__SHORT TASK__: List each line of the data in which the string "else" appears.

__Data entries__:
-.-.-

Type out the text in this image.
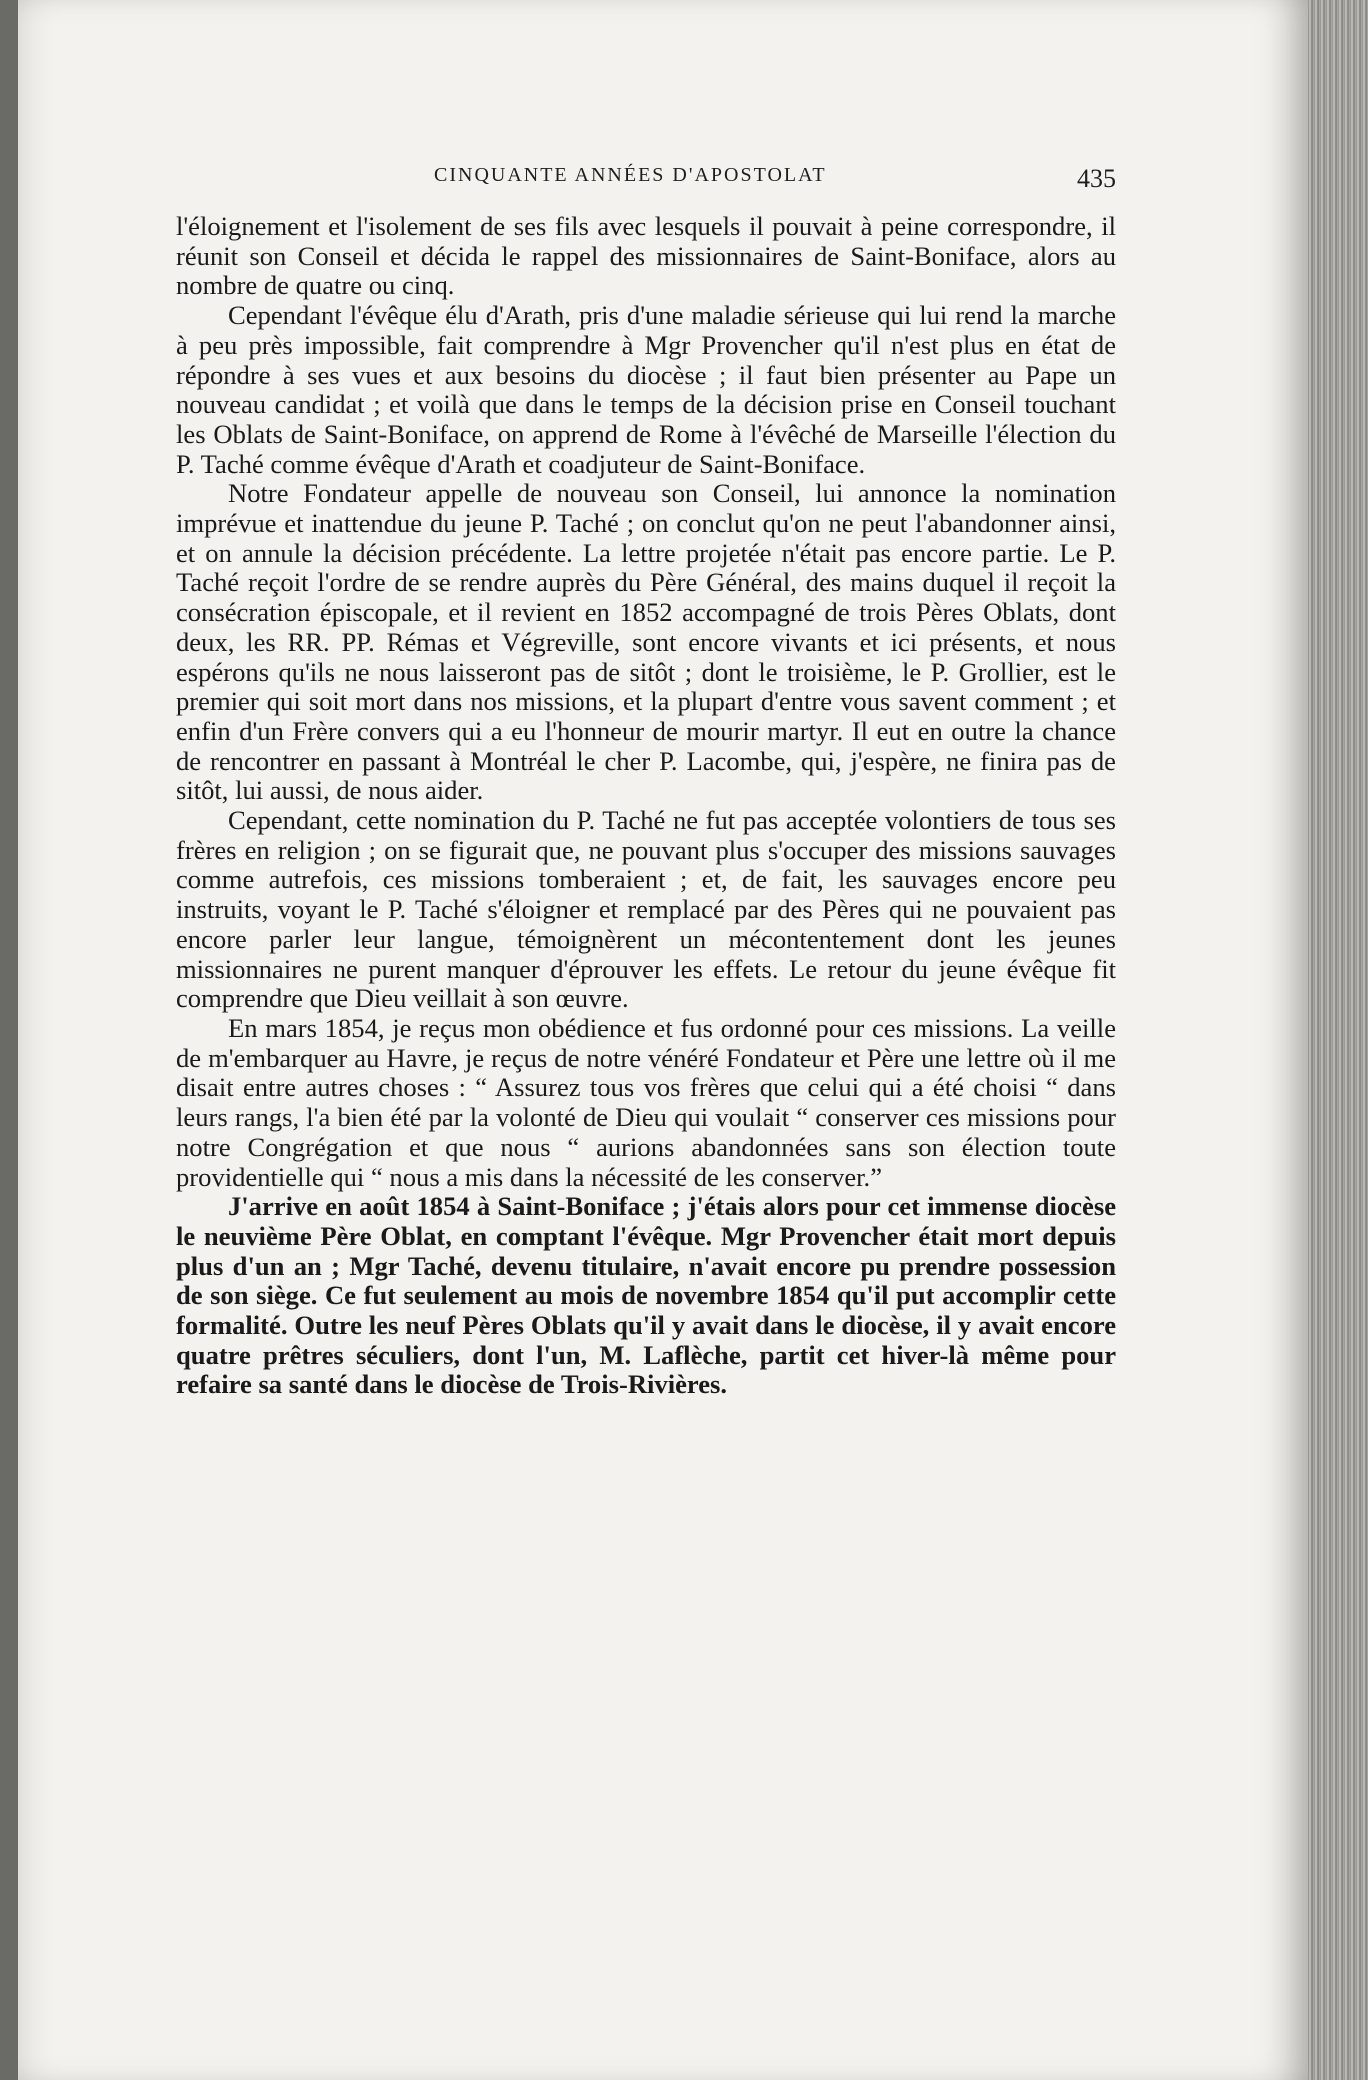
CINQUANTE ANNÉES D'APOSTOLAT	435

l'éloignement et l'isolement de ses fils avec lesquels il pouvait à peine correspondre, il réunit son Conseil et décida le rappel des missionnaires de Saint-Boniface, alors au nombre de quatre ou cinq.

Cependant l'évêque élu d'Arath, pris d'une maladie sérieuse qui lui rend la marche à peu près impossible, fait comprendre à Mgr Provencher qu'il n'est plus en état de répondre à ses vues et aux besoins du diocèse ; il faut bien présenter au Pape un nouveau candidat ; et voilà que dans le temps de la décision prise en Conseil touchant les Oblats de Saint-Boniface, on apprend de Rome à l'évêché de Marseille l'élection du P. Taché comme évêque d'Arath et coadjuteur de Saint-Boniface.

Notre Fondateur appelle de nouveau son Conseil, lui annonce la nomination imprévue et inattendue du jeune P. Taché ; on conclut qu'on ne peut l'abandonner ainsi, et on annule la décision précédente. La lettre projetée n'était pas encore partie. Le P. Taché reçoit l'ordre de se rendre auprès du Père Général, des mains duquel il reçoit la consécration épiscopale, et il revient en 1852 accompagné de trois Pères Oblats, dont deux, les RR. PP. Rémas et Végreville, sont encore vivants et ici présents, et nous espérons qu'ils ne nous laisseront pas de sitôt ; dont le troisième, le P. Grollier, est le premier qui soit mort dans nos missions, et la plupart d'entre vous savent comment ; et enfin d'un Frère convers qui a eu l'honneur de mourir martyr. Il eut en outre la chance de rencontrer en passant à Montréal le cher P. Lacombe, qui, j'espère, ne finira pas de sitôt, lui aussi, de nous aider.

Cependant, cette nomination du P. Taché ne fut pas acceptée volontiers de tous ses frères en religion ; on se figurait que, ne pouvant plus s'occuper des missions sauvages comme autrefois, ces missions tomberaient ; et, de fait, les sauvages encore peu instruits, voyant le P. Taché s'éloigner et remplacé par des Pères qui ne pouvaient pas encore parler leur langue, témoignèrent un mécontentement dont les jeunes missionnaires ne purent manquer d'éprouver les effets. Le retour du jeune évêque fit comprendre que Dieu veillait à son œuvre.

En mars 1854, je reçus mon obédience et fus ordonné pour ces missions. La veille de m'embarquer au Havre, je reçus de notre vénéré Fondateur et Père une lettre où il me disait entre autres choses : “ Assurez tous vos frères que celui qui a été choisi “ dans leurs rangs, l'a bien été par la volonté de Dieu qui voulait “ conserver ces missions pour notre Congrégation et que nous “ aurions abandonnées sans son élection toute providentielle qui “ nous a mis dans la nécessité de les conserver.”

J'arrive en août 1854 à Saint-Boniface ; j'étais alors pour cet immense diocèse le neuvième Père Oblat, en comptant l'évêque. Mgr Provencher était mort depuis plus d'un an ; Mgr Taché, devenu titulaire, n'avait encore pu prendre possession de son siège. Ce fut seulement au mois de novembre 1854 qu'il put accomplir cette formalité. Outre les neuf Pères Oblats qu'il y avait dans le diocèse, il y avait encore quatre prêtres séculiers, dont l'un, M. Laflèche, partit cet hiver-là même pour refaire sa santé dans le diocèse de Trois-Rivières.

-.-.-

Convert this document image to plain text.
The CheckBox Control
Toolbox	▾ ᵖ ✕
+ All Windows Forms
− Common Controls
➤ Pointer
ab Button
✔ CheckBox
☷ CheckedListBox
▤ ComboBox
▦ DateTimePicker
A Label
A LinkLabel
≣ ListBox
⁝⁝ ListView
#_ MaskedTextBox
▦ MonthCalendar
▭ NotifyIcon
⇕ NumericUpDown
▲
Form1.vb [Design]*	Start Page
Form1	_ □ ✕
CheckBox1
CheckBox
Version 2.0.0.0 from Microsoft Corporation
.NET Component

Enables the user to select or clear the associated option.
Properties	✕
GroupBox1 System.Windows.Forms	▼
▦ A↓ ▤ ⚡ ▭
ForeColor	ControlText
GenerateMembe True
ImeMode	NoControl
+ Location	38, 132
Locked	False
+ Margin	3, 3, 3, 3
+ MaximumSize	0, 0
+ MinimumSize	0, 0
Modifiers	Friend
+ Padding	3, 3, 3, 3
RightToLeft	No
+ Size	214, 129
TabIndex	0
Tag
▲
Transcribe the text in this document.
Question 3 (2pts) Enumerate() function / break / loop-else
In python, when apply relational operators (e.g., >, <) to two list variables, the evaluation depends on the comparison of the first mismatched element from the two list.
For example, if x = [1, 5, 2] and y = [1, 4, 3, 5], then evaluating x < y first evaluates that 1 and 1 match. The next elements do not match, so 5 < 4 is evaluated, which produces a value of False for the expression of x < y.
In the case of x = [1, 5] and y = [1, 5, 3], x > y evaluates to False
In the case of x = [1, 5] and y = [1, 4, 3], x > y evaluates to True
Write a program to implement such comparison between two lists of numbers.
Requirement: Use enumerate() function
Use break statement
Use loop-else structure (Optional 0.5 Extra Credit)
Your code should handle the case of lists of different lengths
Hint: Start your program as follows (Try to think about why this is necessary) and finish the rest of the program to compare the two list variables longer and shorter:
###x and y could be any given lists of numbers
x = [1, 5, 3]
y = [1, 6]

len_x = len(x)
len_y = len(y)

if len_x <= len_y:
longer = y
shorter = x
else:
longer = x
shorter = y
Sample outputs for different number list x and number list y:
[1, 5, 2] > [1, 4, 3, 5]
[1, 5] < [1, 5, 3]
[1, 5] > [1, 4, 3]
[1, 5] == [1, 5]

-.-.-

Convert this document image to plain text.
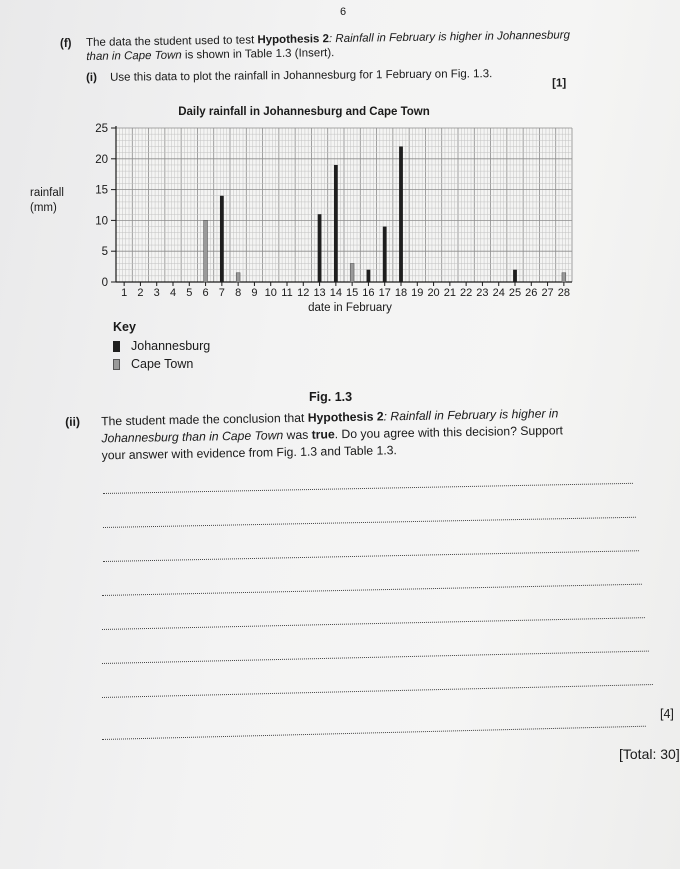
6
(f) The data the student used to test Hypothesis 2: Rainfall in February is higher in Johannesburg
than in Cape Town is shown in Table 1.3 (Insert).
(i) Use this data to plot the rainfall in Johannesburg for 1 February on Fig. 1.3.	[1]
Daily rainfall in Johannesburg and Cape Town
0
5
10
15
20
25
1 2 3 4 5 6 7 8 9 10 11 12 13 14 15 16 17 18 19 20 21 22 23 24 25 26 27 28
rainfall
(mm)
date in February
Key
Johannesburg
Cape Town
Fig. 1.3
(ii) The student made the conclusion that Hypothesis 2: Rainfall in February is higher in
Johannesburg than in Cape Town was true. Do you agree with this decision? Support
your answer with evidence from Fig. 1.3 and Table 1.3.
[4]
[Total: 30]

-.-.-

__TASK RESULT__:
Question 3 (2pts) Enumerate() function / break / loop-else
Use loop-else structure (Optional 0.5 Extra Credit)
else:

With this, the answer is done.